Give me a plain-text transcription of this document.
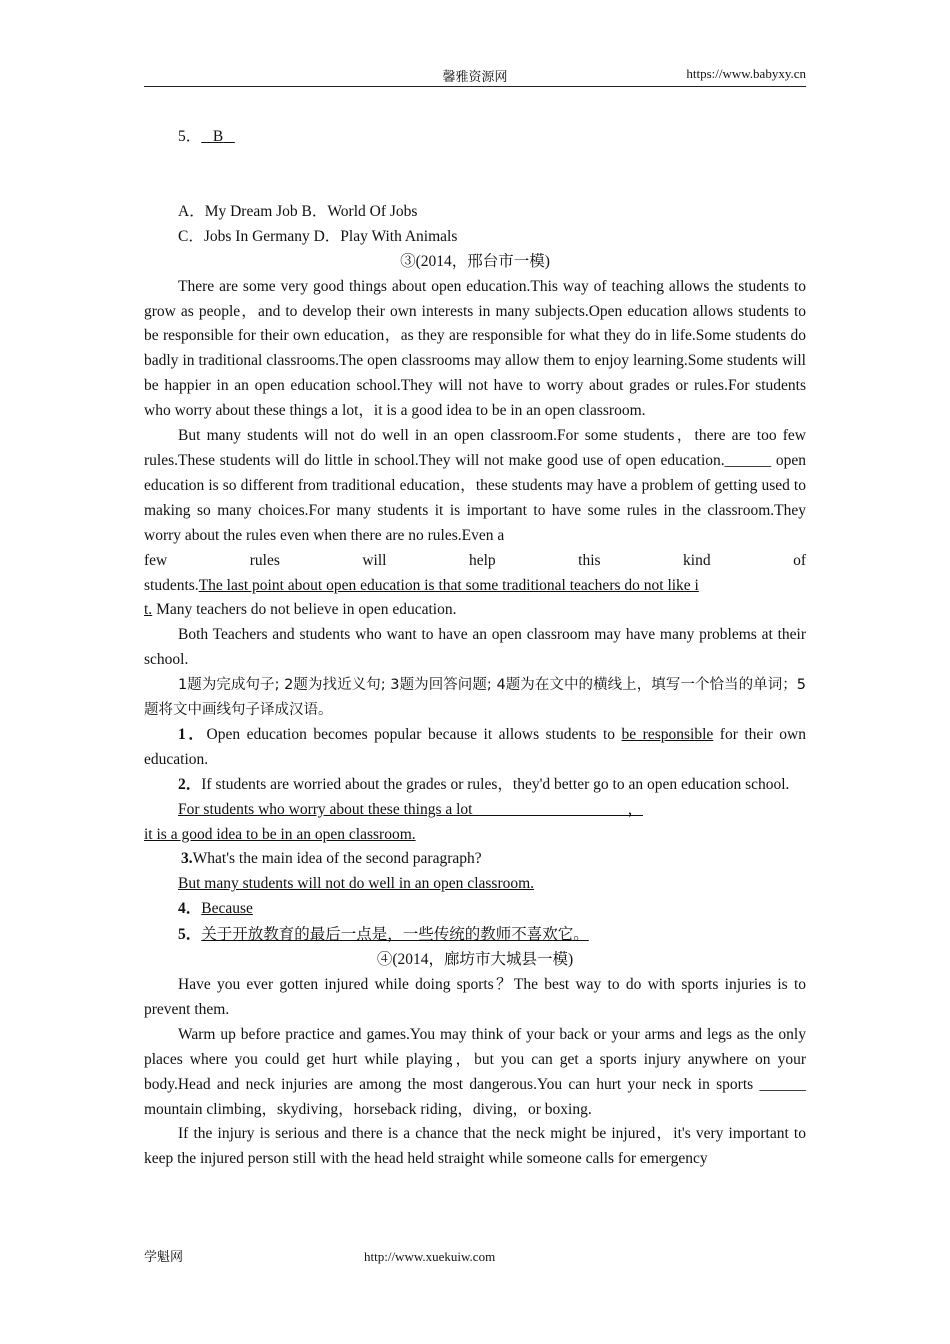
馨雅资源网	https://www.babyxy.cn

5． B

A．My Dream Job B．World Of Jobs

C．Jobs In Germany D．Play With Animals

③(2014，邢台市一模)

There are some very good things about open education.This way of teaching allows the students to grow as people，and to develop their own interests in many subjects.Open education allows students to be responsible for their own education，as they are responsible for what they do in life.Some students do badly in traditional classrooms.The open classrooms may allow them to enjoy learning.Some students will be happier in an open education school.They will not have to worry about grades or rules.For students who worry about these things a lot，it is a good idea to be in an open classroom.

But many students will not do well in an open classroom.For some students，there are too few rules.These students will do little in school.They will not make good use of open education.______ open education is so different from traditional education，these students may have a problem of getting used to making so many choices.For many students it is important to have some rules in the classroom.They worry about the rules even when there are no rules.Even a

few rules will help this kind of

students.The last point about open education is that some traditional teachers do not like i

t. Many teachers do not believe in open education.

Both Teachers and students who want to have an open classroom may have many problems at their school.

1题为完成句子; 2题为找近义句; 3题为回答问题; 4题为在文中的横线上，填写一个恰当的单词；5题将文中画线句子译成汉语。

1．Open education becomes popular because it allows students to be responsible for their own education.

2．If students are worried about the grades or rules，they'd better go to an open education school.

For students who worry about these things a lot                                        ，

it is a good idea to be in an open classroom.

3.What's the main idea of the second paragraph?

But many students will not do well in an open classroom.

4．Because

5．关于开放教育的最后一点是，一些传统的教师不喜欢它。

④(2014，廊坊市大城县一模)

Have you ever gotten injured while doing sports？The best way to do with sports injuries is to prevent them.

Warm up before practice and games.You may think of your back or your arms and legs as the only places where you could get hurt while playing，but you can get a sports injury anywhere on your body.Head and neck injuries are among the most dangerous.You can hurt your neck in sports ______ mountain climbing，skydiving，horseback riding，diving，or boxing.

If the injury is serious and there is a chance that the neck might be injured，it's very important to keep the injured person still with the head held straight while someone calls for emergency

学魁网	http://www.xuekuiw.com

PROBLEM
In the entries above, find every line with the word "injured" and list it.

ANSWER IN FULL
Have you ever gotten injured while doing sports？The best way to do with sports injuries is to prevent them.
If the injury is serious and there is a chance that the neck might be injured，it's very important to keep the injured person still with the head held straight while someone calls for emergency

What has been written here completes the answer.